PROMPT —
In the listing below, count each line containing "following" and answer with the count only.

Items from a dataset
☆ ☆ ☆ ☆ ☆ ☆ ☆
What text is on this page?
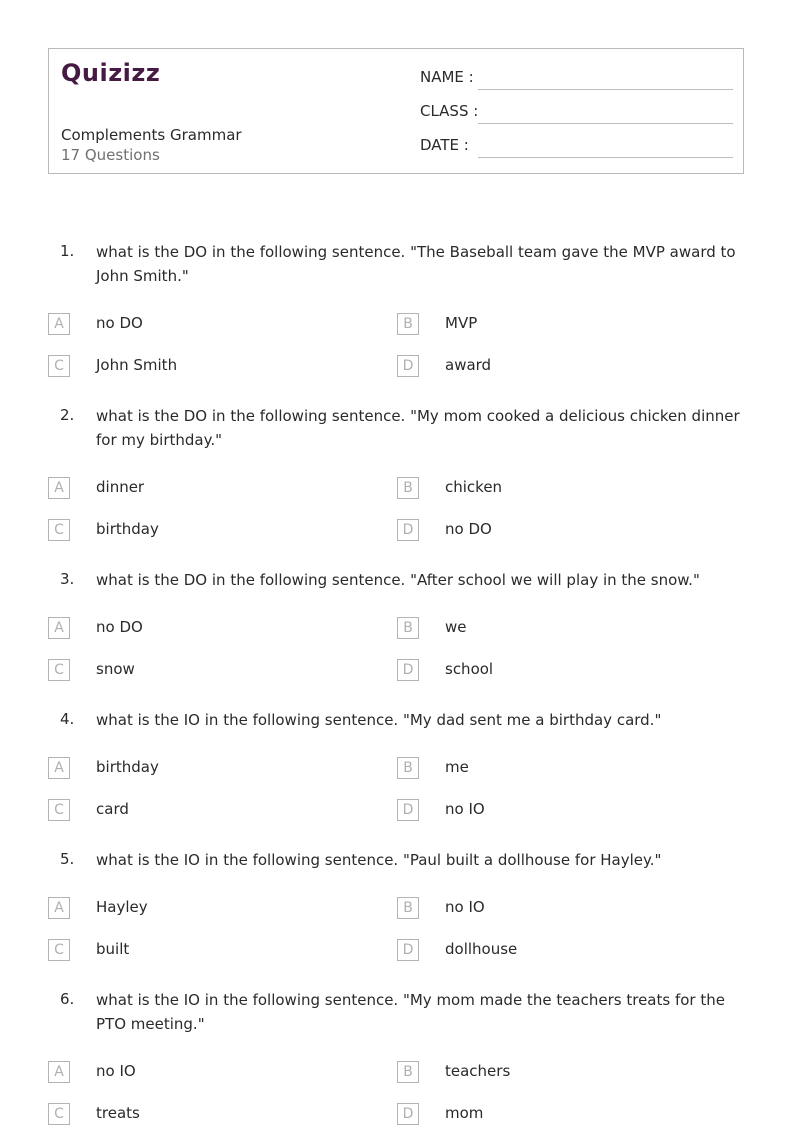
Quizizz
Complements Grammar
17 Questions
NAME :
CLASS :
DATE :
1. what is the DO in the following sentence. "The Baseball team gave the MVP award to John Smith."
A	no DO	B	MVP
C	John Smith	D	award
2. what is the DO in the following sentence. "My mom cooked a delicious chicken dinner for my birthday."
A	dinner	B	chicken
C	birthday	D	no DO
3. what is the DO in the following sentence. "After school we will play in the snow."
A	no DO	B	we
C	snow	D	school
4. what is the IO in the following sentence. "My dad sent me a birthday card."
A	birthday	B	me
C	card	D	no IO
5. what is the IO in the following sentence. "Paul built a dollhouse for Hayley."
A	Hayley	B	no IO
C	built	D	dollhouse
6. what is the IO in the following sentence. "My mom made the teachers treats for the PTO meeting."
A	no IO	B	teachers
C	treats	D	mom
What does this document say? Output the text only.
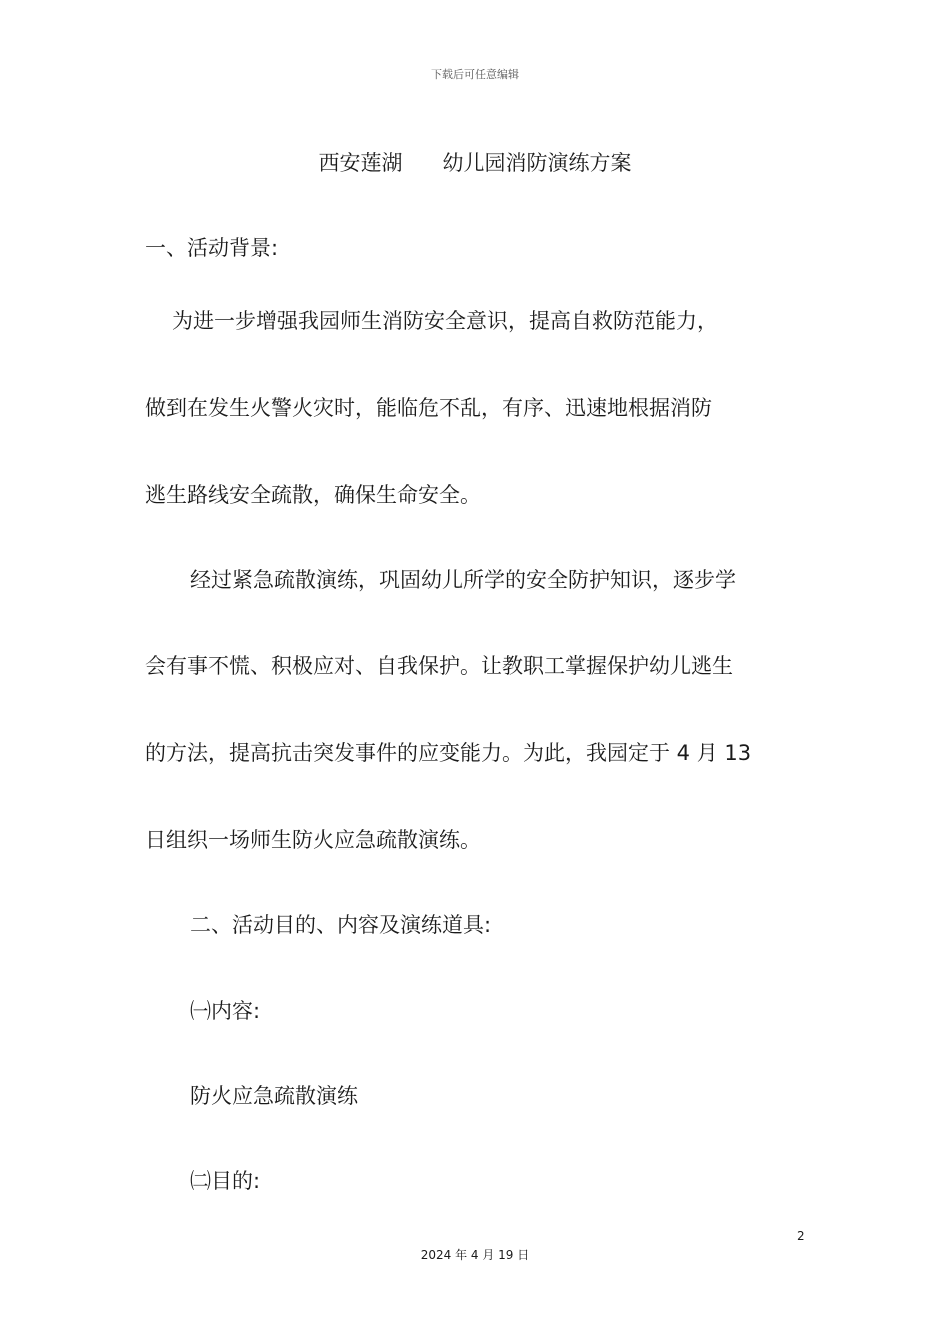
下载后可任意编辑
西安莲湖      幼儿园消防演练方案
一、活动背景:
为进一步增强我园师生消防安全意识，提高自救防范能力，
做到在发生火警火灾时，能临危不乱，有序、迅速地根据消防
逃生路线安全疏散，确保生命安全。
经过紧急疏散演练，巩固幼儿所学的安全防护知识，逐步学
会有事不慌、积极应对、自我保护。让教职工掌握保护幼儿逃生
的方法，提高抗击突发事件的应变能力。为此，我园定于 4 月 13
日组织一场师生防火应急疏散演练。
二、活动目的、内容及演练道具:
㈠内容:
防火应急疏散演练
㈡目的:
2
2024 年 4 月 19 日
☆ ☆ ☆ ☆ ☆ ☆ ☆
SOLUTION —
6